_Input rows_.

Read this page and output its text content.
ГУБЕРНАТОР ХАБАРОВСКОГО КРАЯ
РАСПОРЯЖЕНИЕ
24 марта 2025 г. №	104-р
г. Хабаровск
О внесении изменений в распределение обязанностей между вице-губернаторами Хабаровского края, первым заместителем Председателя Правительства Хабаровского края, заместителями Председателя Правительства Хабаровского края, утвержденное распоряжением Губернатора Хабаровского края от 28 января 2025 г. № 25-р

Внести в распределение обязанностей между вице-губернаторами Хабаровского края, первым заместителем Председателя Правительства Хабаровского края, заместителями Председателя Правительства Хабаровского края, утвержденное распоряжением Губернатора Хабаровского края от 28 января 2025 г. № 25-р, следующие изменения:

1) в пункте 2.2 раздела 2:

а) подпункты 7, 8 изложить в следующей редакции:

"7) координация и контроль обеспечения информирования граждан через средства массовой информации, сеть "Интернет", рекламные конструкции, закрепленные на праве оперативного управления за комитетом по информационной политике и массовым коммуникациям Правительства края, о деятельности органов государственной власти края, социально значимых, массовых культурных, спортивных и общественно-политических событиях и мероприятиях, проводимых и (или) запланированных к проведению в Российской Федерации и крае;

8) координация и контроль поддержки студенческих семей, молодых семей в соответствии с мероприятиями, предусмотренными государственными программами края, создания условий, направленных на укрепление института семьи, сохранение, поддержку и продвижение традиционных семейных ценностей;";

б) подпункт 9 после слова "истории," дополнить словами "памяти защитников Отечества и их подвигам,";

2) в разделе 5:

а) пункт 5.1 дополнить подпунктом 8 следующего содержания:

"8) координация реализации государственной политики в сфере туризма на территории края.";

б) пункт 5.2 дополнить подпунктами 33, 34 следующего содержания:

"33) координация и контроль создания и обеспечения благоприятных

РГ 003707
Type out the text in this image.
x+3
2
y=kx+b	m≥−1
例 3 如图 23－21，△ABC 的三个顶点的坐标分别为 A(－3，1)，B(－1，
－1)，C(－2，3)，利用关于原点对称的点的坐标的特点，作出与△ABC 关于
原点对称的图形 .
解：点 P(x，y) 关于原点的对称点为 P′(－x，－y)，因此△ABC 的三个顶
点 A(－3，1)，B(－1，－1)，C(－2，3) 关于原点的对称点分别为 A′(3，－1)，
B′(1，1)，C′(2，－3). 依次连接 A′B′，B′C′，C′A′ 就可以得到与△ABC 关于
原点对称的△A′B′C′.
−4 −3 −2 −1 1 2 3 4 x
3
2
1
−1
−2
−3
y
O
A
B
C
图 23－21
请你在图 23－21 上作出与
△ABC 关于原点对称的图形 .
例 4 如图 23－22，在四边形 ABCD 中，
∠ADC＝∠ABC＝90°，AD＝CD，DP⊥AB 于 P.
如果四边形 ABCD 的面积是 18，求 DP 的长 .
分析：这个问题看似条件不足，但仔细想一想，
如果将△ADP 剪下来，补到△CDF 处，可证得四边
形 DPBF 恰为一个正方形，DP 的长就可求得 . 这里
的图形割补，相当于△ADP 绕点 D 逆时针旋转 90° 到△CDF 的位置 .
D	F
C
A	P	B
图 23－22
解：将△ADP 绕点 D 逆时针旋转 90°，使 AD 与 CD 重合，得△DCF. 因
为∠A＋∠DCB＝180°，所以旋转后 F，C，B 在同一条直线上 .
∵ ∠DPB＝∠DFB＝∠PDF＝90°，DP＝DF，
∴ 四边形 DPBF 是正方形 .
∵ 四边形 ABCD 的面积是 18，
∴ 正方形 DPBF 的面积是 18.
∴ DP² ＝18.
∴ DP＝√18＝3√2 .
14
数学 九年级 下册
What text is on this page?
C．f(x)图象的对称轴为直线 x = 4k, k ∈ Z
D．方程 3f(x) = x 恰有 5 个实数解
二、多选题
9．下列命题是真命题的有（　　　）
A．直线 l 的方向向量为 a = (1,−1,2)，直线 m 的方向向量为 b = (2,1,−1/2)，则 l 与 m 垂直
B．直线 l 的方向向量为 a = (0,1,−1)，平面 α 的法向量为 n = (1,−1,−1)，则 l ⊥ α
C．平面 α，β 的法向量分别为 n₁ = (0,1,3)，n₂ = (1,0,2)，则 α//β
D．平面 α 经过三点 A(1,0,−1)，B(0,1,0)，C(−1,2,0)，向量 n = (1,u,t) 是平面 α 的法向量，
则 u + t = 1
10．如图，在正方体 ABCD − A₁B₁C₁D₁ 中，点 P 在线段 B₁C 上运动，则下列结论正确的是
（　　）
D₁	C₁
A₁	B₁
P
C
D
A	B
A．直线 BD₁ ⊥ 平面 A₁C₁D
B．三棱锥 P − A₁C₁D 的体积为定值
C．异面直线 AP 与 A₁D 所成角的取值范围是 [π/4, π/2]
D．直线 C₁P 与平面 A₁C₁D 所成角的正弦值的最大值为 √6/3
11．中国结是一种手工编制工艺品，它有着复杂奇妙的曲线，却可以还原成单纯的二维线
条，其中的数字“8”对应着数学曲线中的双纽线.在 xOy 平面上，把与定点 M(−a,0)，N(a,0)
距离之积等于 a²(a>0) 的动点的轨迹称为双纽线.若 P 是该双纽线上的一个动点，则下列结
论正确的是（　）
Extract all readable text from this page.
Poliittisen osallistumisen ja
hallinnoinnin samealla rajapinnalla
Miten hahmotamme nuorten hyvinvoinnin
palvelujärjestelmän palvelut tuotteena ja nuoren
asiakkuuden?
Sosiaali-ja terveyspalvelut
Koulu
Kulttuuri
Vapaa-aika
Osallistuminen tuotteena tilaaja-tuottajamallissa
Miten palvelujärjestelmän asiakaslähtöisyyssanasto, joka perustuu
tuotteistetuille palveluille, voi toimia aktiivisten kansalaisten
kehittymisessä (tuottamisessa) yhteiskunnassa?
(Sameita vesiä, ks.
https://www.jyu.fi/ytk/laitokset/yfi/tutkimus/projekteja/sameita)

_What the task requires_. Look through the entries above and list every line containing "следующего".

_Correct output_.
а) пункт 5.1 дополнить подпунктом 8 следующего содержания:
б) пункт 5.2 дополнить подпунктами 33, 34 следующего содержания:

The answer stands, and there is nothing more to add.